# RECORDS FOR PROCESSING
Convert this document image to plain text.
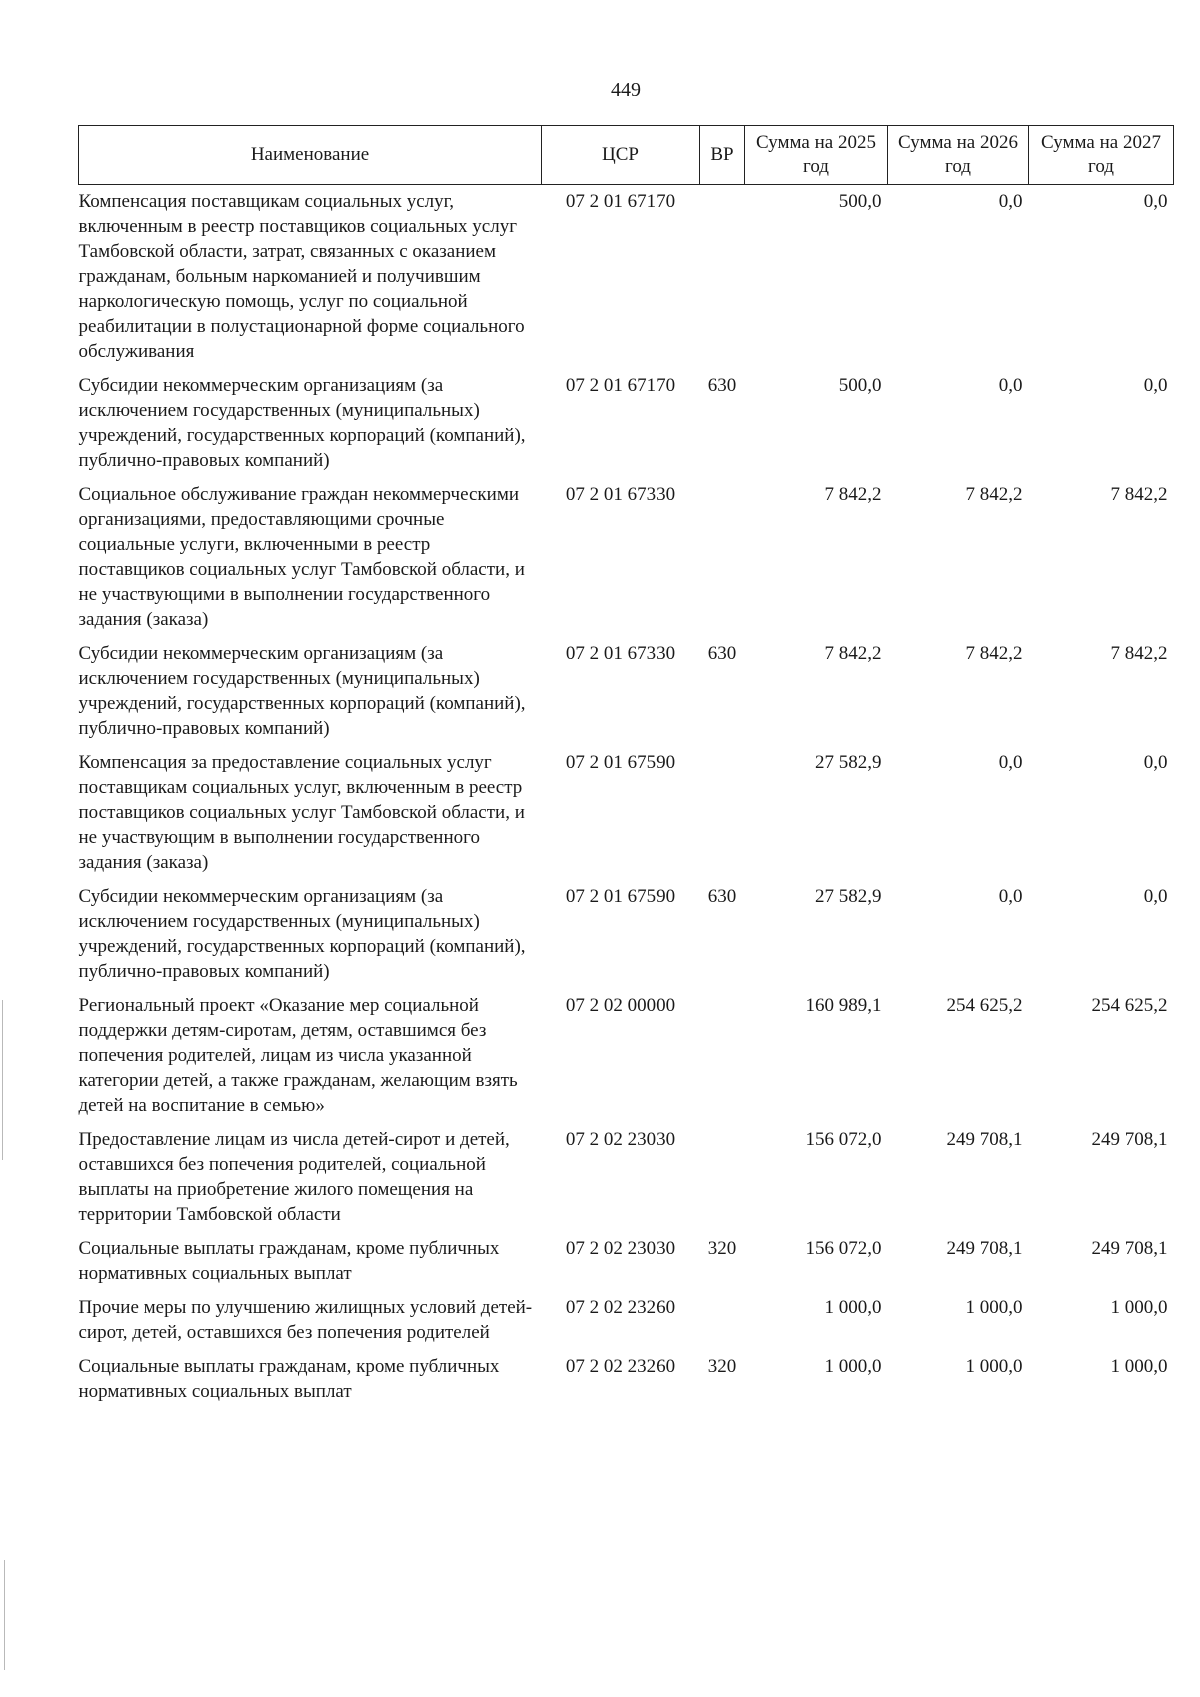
449
Наименование	ЦСР	ВР	Сумма на 2025 год	Сумма на 2026 год	Сумма на 2027 год
Компенсация поставщикам социальных услуг, включенным в реестр поставщиков социальных услуг Тамбовской области, затрат, связанных с оказанием гражданам, больным наркоманией и получившим наркологическую помощь, услуг по социальной реабилитации в полустационарной форме социального обслуживания	07 2 01 67170		500,0	0,0	0,0
Субсидии некоммерческим организациям (за исключением государственных (муниципальных) учреждений, государственных корпораций (компаний), публично-правовых компаний)	07 2 01 67170	630	500,0	0,0	0,0
Социальное обслуживание граждан некоммерческими организациями, предоставляющими срочные социальные услуги, включенными в реестр поставщиков социальных услуг Тамбовской области, и не участвующими в выполнении государственного задания (заказа)	07 2 01 67330		7 842,2	7 842,2	7 842,2
Субсидии некоммерческим организациям (за исключением государственных (муниципальных) учреждений, государственных корпораций (компаний), публично-правовых компаний)	07 2 01 67330	630	7 842,2	7 842,2	7 842,2
Компенсация за предоставление социальных услуг поставщикам социальных услуг, включенным в реестр поставщиков социальных услуг Тамбовской области, и не участвующим в выполнении государственного задания (заказа)	07 2 01 67590		27 582,9	0,0	0,0
Субсидии некоммерческим организациям (за исключением государственных (муниципальных) учреждений, государственных корпораций (компаний), публично-правовых компаний)	07 2 01 67590	630	27 582,9	0,0	0,0
Региональный проект «Оказание мер социальной поддержки детям-сиротам, детям, оставшимся без попечения родителей, лицам из числа указанной категории детей, а также гражданам, желающим взять детей на воспитание в семью»	07 2 02 00000		160 989,1	254 625,2	254 625,2
Предоставление лицам из числа детей-сирот и детей, оставшихся без попечения родителей, социальной выплаты на приобретение жилого помещения на территории Тамбовской области	07 2 02 23030		156 072,0	249 708,1	249 708,1
Социальные выплаты гражданам, кроме публичных нормативных социальных выплат	07 2 02 23030	320	156 072,0	249 708,1	249 708,1
Прочие меры по улучшению жилищных условий детей-сирот, детей, оставшихся без попечения родителей	07 2 02 23260		1 000,0	1 000,0	1 000,0
Социальные выплаты гражданам, кроме публичных нормативных социальных выплат	07 2 02 23260	320	1 000,0	1 000,0	1 000,0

# PROBLEM TO SOLVE
Skip the pictures and print each record exactly as it stands.

# SOLUTION
Convert this document image to plain text.
449
Наименование	ЦСР	ВР	Сумма на 2025 год	Сумма на 2026 год	Сумма на 2027 год
Компенсация поставщикам социальных услуг, включенным в реестр поставщиков социальных услуг Тамбовской области, затрат, связанных с оказанием гражданам, больным наркоманией и получившим наркологическую помощь, услуг по социальной реабилитации в полустационарной форме социального обслуживания	07 2 01 67170		500,0	0,0	0,0
Субсидии некоммерческим организациям (за исключением государственных (муниципальных) учреждений, государственных корпораций (компаний), публично-правовых компаний)	07 2 01 67170	630	500,0	0,0	0,0
Социальное обслуживание граждан некоммерческими организациями, предоставляющими срочные социальные услуги, включенными в реестр поставщиков социальных услуг Тамбовской области, и не участвующими в выполнении государственного задания (заказа)	07 2 01 67330		7 842,2	7 842,2	7 842,2
Субсидии некоммерческим организациям (за исключением государственных (муниципальных) учреждений, государственных корпораций (компаний), публично-правовых компаний)	07 2 01 67330	630	7 842,2	7 842,2	7 842,2
Компенсация за предоставление социальных услуг поставщикам социальных услуг, включенным в реестр поставщиков социальных услуг Тамбовской области, и не участвующим в выполнении государственного задания (заказа)	07 2 01 67590		27 582,9	0,0	0,0
Субсидии некоммерческим организациям (за исключением государственных (муниципальных) учреждений, государственных корпораций (компаний), публично-правовых компаний)	07 2 01 67590	630	27 582,9	0,0	0,0
Региональный проект «Оказание мер социальной поддержки детям-сиротам, детям, оставшимся без попечения родителей, лицам из числа указанной категории детей, а также гражданам, желающим взять детей на воспитание в семью»	07 2 02 00000		160 989,1	254 625,2	254 625,2
Предоставление лицам из числа детей-сирот и детей, оставшихся без попечения родителей, социальной выплаты на приобретение жилого помещения на территории Тамбовской области	07 2 02 23030		156 072,0	249 708,1	249 708,1
Социальные выплаты гражданам, кроме публичных нормативных социальных выплат	07 2 02 23030	320	156 072,0	249 708,1	249 708,1
Прочие меры по улучшению жилищных условий детей-сирот, детей, оставшихся без попечения родителей	07 2 02 23260		1 000,0	1 000,0	1 000,0
Социальные выплаты гражданам, кроме публичных нормативных социальных выплат	07 2 02 23260	320	1 000,0	1 000,0	1 000,0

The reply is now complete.